> **Work to do**:
• a. In the DOMDocument post, what XPath expression is passed to the query call?
• b. Take the DOMDocument post further from where it stops.

> **Excerpt**:
════

Reputation: 6506
I'm using the code as bellow to get the wanted content form HTML by DOMDocument,
$subject = 'some html code';
$doc = new DOMDocument('1.0');
$doc->loadHTML($subject);
$xpath = new DOMXpath($doc);
$result = $xpath->query("//div");
$docSave = new DOMDocument('1.0');
foreach ( $result as $node ) {
$domNode = $docSave->importNode($node, true);
$docSave->appendChild($domNode);
}
echo $docSave->saveHTML();
The problem is that if there is a spcial character in HTML $subject like space or new line then it is converted to html entitle. Input HTML is far away form being in good style and some special characters are also within paths in tags, for instance:
$subject = '<div><a href='http://www.site.com/test.php?a=1&b=2, 3,
4'></a></div>';
will produce:
<div><a href='http://www.site.com/test.php?a=1&b=2,%203,%0A%204'></a></div>
instead of:
<div><a href='http://www.site.com/test.php?a=1&b=2, 3,
4'></a></div>'
What one can do to omit conversion of special characters to their entities if wants to keep the invalid html?

════

(Entries taken from a collection)
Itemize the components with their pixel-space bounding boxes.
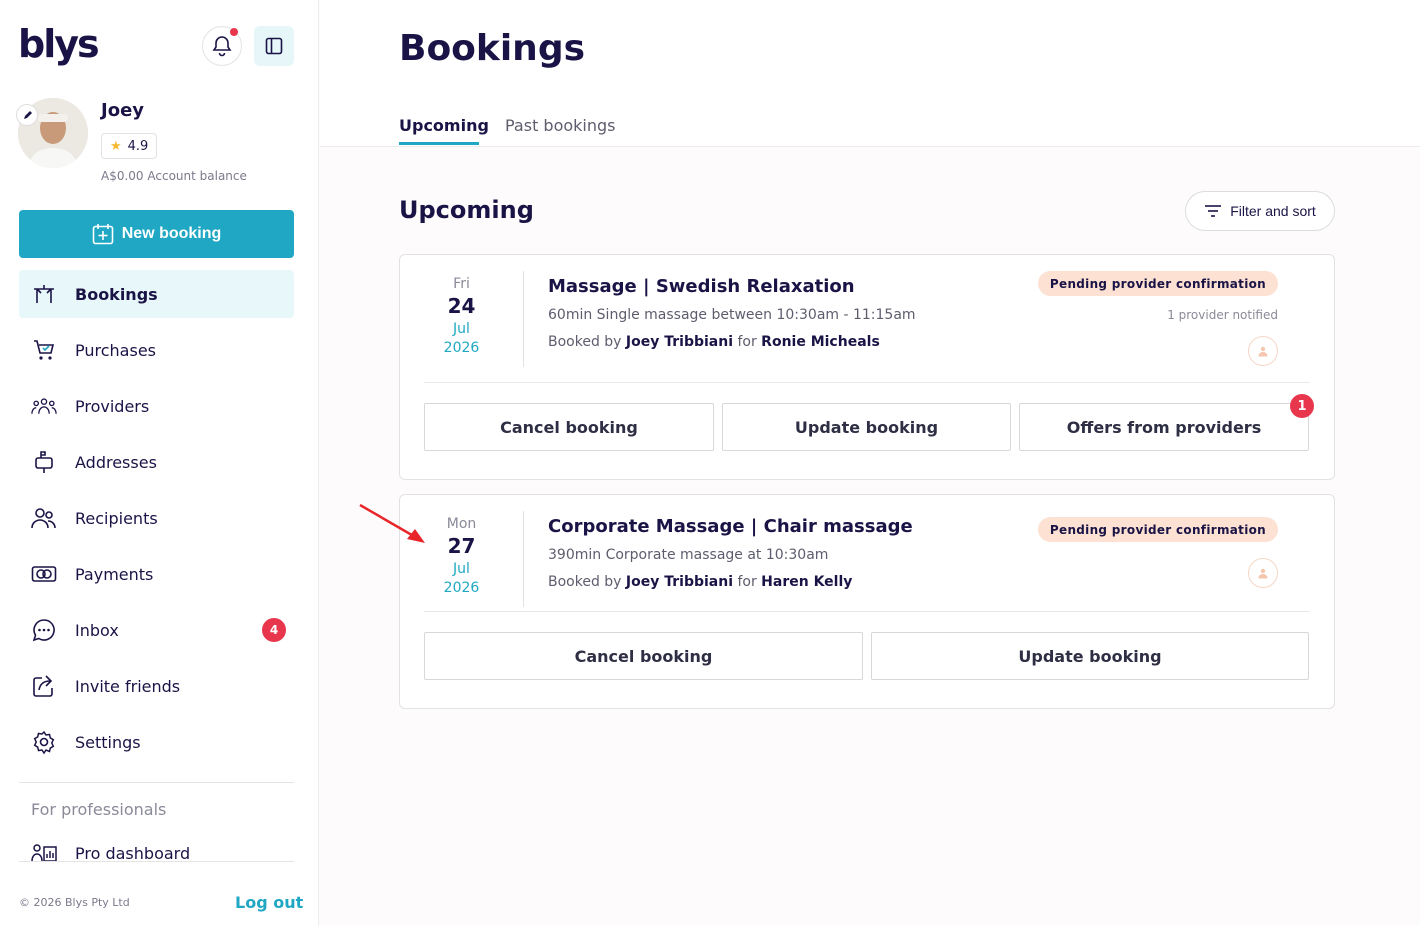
user-rating: ★ 4.9	[101, 133, 158, 159]
scroll-fade-divider	[19, 861, 294, 862]
page-title: Bookings	[399, 28, 586, 69]
star-icon: ★	[110, 138, 122, 154]
gear-icon	[31, 729, 57, 755]
sidebar-item-label: Purchases	[75, 340, 156, 360]
provider-placeholder-avatar	[1248, 336, 1278, 366]
filter-icon	[1205, 205, 1222, 217]
payment-card-icon	[31, 561, 57, 587]
sidebar-item-label: Recipients	[75, 508, 158, 528]
booking-booked-by: Booked by Joey Tribbiani for Haren Kelly	[548, 574, 853, 590]
pro-dashboard-icon	[31, 843, 57, 863]
providers-icon	[31, 393, 57, 419]
offers-from-providers-button[interactable]: Offers from providers	[1019, 403, 1309, 451]
sidebar-nav: Bookings Purchases Providers Addresses R…	[19, 270, 294, 774]
new-booking-label: New booking	[121, 225, 222, 242]
update-booking-button[interactable]: Update booking	[871, 632, 1309, 680]
sidebar-item-providers[interactable]: Providers	[19, 382, 294, 430]
sidebar: blys Joey ★ 4.9 A$0.00 Account balance N…	[0, 0, 319, 926]
sidebar-item-settings[interactable]: Settings	[19, 718, 294, 766]
pencil-icon	[23, 110, 32, 119]
booking-description: 390min Corporate massage at 10:30am	[548, 547, 829, 563]
inbox-unread-badge: 4	[262, 618, 286, 642]
sidebar-toggle-icon	[265, 37, 283, 55]
booking-weekday: Fri	[453, 276, 470, 292]
filter-and-sort-button[interactable]: Filter and sort	[1185, 191, 1335, 231]
pro-section-label: For professionals	[31, 800, 167, 819]
notification-dot	[230, 28, 238, 36]
new-booking-button[interactable]: New booking	[19, 210, 294, 258]
sidebar-item-label: Pro dashboard	[75, 843, 191, 863]
offers-count-badge: 1	[1290, 394, 1314, 418]
sidebar-item-invite-friends[interactable]: Invite friends	[19, 662, 294, 710]
sidebar-item-label: Addresses	[75, 452, 157, 472]
booking-card: Fri 24 Jul 2026 Massage | Swedish Relaxa…	[399, 254, 1335, 480]
booking-year: 2026	[443, 580, 480, 596]
booking-booked-by: Booked by Joey Tribbiani for Ronie Miche…	[548, 334, 880, 350]
collapse-sidebar-button[interactable]	[254, 26, 294, 66]
sidebar-item-label: Providers	[75, 396, 150, 416]
person-icon	[1258, 568, 1268, 579]
bookings-icon	[31, 281, 57, 307]
status-badge: Pending provider confirmation	[1037, 517, 1278, 542]
providers-notified: 1 provider notified	[1167, 308, 1278, 322]
tab-upcoming[interactable]: Upcoming	[399, 116, 489, 135]
booking-description: 60min Single massage between 10:30am - 1…	[548, 307, 916, 323]
account-balance: A$0.00 Account balance	[101, 169, 247, 183]
sidebar-item-label: Bookings	[75, 284, 158, 304]
sidebar-item-inbox[interactable]: Inbox 4	[19, 606, 294, 654]
sidebar-divider	[19, 782, 294, 783]
update-booking-button[interactable]: Update booking	[722, 403, 1011, 451]
annotation-arrow-icon	[359, 503, 425, 543]
recipients-icon	[31, 505, 57, 531]
sidebar-item-payments[interactable]: Payments	[19, 550, 294, 598]
booking-title[interactable]: Corporate Massage | Chair massage	[548, 516, 913, 537]
booking-card: Mon 27 Jul 2026 Corporate Massage | Chai…	[399, 494, 1335, 709]
booking-day: 24	[447, 294, 476, 318]
mailbox-icon	[31, 449, 57, 475]
section-title: Upcoming	[399, 196, 534, 224]
booking-month: Jul	[453, 321, 470, 337]
share-icon	[31, 673, 57, 699]
booker-name: Joey Tribbiani	[625, 574, 734, 590]
filter-label: Filter and sort	[1230, 203, 1316, 219]
sidebar-item-purchases[interactable]: Purchases	[19, 326, 294, 374]
sidebar-item-recipients[interactable]: Recipients	[19, 494, 294, 542]
recipient-name: Ronie Micheals	[761, 334, 880, 350]
recipient-name: Haren Kelly	[761, 574, 853, 590]
calendar-plus-icon	[92, 224, 114, 245]
cart-icon	[31, 337, 57, 363]
sidebar-item-label: Settings	[75, 732, 141, 752]
booking-year: 2026	[443, 340, 480, 356]
blys-logo[interactable]: blys	[18, 22, 100, 66]
sidebar-item-bookings[interactable]: Bookings	[19, 270, 294, 318]
rating-value: 4.9	[127, 138, 149, 154]
card-divider	[424, 611, 1310, 612]
cancel-booking-button[interactable]: Cancel booking	[424, 632, 863, 680]
card-divider	[424, 382, 1310, 383]
booking-title[interactable]: Massage | Swedish Relaxation	[548, 276, 855, 297]
booker-name: Joey Tribbiani	[625, 334, 734, 350]
booking-date: Fri 24 Jul 2026	[400, 275, 523, 357]
booking-month: Jul	[453, 561, 470, 577]
date-divider	[523, 511, 524, 607]
bell-icon	[212, 36, 232, 57]
tab-past-bookings[interactable]: Past bookings	[505, 116, 616, 135]
chat-icon	[31, 617, 57, 643]
sidebar-item-label: Inbox	[75, 620, 119, 640]
provider-placeholder-avatar	[1248, 558, 1278, 588]
status-badge: Pending provider confirmation	[1037, 271, 1278, 296]
logout-link[interactable]: Log out	[235, 893, 303, 912]
active-tab-indicator	[399, 142, 479, 145]
sidebar-item-label: Payments	[75, 564, 154, 584]
sidebar-item-addresses[interactable]: Addresses	[19, 438, 294, 486]
user-name: Joey	[101, 100, 145, 121]
sidebar-item-label: Invite friends	[75, 676, 181, 696]
date-divider	[523, 271, 524, 367]
person-icon	[1258, 346, 1268, 357]
edit-avatar-button[interactable]	[16, 104, 38, 126]
cancel-booking-button[interactable]: Cancel booking	[424, 403, 714, 451]
copyright: © 2026 Blys Pty Ltd	[19, 896, 130, 909]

════

> **Answers provided**:
• a. "//div"

• b.
I tried do set this flag substituteEntities to false but I got no improvement, maybe I used it wrong? some examples of code would be very helpful.
Upvotes: 0
Views: 1013
Reputation: 324640
You can't use a parser and be able to manipulate the bad HTML. A parser would clean up the HTML in order to parse it.
If you absolutely must use the bad HTML, use regexes but be aware that there is an extreme risk of head injury as you will either be -brick'd- or bang your head against the desk too much.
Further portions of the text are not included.